* [Aim of the exercise]
Set down all of the data exactly as it appears.

Data records:
========

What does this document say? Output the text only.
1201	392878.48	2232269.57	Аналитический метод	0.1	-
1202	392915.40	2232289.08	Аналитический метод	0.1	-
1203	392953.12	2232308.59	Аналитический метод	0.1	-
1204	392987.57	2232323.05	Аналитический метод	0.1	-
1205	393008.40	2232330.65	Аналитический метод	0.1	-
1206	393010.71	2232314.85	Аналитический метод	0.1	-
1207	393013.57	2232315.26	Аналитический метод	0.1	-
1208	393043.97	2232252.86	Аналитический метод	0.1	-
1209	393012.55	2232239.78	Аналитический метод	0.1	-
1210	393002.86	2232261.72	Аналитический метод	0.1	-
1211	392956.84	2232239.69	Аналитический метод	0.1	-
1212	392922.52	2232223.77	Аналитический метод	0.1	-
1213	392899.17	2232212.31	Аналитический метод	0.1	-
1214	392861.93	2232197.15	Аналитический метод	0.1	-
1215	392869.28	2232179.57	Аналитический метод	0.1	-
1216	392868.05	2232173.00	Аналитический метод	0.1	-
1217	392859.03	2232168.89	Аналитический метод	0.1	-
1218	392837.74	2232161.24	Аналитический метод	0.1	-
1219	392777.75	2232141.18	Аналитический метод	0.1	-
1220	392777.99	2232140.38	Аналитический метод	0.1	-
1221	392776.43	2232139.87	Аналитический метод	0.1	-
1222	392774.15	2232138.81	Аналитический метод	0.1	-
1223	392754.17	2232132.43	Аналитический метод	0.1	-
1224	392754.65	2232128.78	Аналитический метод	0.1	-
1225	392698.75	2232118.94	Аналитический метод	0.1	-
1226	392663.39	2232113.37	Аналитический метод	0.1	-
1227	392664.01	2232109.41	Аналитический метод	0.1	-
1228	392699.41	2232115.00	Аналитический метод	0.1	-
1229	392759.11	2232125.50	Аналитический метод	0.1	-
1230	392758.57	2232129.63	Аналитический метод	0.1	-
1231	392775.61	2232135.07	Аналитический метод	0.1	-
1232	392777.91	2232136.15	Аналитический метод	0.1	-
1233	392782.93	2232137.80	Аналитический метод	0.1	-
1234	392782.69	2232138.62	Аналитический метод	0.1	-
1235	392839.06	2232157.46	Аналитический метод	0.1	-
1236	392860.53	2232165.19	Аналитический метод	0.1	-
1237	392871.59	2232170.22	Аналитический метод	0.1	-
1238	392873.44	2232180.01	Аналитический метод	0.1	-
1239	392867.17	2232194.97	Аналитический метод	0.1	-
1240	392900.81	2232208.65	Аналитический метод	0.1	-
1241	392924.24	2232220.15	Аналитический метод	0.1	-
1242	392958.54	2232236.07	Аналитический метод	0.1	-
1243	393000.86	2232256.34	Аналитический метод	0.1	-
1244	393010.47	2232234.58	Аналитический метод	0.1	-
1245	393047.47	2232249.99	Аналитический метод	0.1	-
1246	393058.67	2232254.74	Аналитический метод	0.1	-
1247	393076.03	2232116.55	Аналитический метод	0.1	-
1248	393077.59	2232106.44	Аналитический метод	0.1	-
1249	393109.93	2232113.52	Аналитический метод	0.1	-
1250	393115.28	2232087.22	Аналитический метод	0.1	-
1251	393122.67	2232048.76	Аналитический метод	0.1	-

========

* [Finished answer]
What does this document say? Output the text only.
1201	392878.48	2232269.57	Аналитический метод	0.1	-
1202	392915.40	2232289.08	Аналитический метод	0.1	-
1203	392953.12	2232308.59	Аналитический метод	0.1	-
1204	392987.57	2232323.05	Аналитический метод	0.1	-
1205	393008.40	2232330.65	Аналитический метод	0.1	-
1206	393010.71	2232314.85	Аналитический метод	0.1	-
1207	393013.57	2232315.26	Аналитический метод	0.1	-
1208	393043.97	2232252.86	Аналитический метод	0.1	-
1209	393012.55	2232239.78	Аналитический метод	0.1	-
1210	393002.86	2232261.72	Аналитический метод	0.1	-
1211	392956.84	2232239.69	Аналитический метод	0.1	-
1212	392922.52	2232223.77	Аналитический метод	0.1	-
1213	392899.17	2232212.31	Аналитический метод	0.1	-
1214	392861.93	2232197.15	Аналитический метод	0.1	-
1215	392869.28	2232179.57	Аналитический метод	0.1	-
1216	392868.05	2232173.00	Аналитический метод	0.1	-
1217	392859.03	2232168.89	Аналитический метод	0.1	-
1218	392837.74	2232161.24	Аналитический метод	0.1	-
1219	392777.75	2232141.18	Аналитический метод	0.1	-
1220	392777.99	2232140.38	Аналитический метод	0.1	-
1221	392776.43	2232139.87	Аналитический метод	0.1	-
1222	392774.15	2232138.81	Аналитический метод	0.1	-
1223	392754.17	2232132.43	Аналитический метод	0.1	-
1224	392754.65	2232128.78	Аналитический метод	0.1	-
1225	392698.75	2232118.94	Аналитический метод	0.1	-
1226	392663.39	2232113.37	Аналитический метод	0.1	-
1227	392664.01	2232109.41	Аналитический метод	0.1	-
1228	392699.41	2232115.00	Аналитический метод	0.1	-
1229	392759.11	2232125.50	Аналитический метод	0.1	-
1230	392758.57	2232129.63	Аналитический метод	0.1	-
1231	392775.61	2232135.07	Аналитический метод	0.1	-
1232	392777.91	2232136.15	Аналитический метод	0.1	-
1233	392782.93	2232137.80	Аналитический метод	0.1	-
1234	392782.69	2232138.62	Аналитический метод	0.1	-
1235	392839.06	2232157.46	Аналитический метод	0.1	-
1236	392860.53	2232165.19	Аналитический метод	0.1	-
1237	392871.59	2232170.22	Аналитический метод	0.1	-
1238	392873.44	2232180.01	Аналитический метод	0.1	-
1239	392867.17	2232194.97	Аналитический метод	0.1	-
1240	392900.81	2232208.65	Аналитический метод	0.1	-
1241	392924.24	2232220.15	Аналитический метод	0.1	-
1242	392958.54	2232236.07	Аналитический метод	0.1	-
1243	393000.86	2232256.34	Аналитический метод	0.1	-
1244	393010.47	2232234.58	Аналитический метод	0.1	-
1245	393047.47	2232249.99	Аналитический метод	0.1	-
1246	393058.67	2232254.74	Аналитический метод	0.1	-
1247	393076.03	2232116.55	Аналитический метод	0.1	-
1248	393077.59	2232106.44	Аналитический метод	0.1	-
1249	393109.93	2232113.52	Аналитический метод	0.1	-
1250	393115.28	2232087.22	Аналитический метод	0.1	-
1251	393122.67	2232048.76	Аналитический метод	0.1	-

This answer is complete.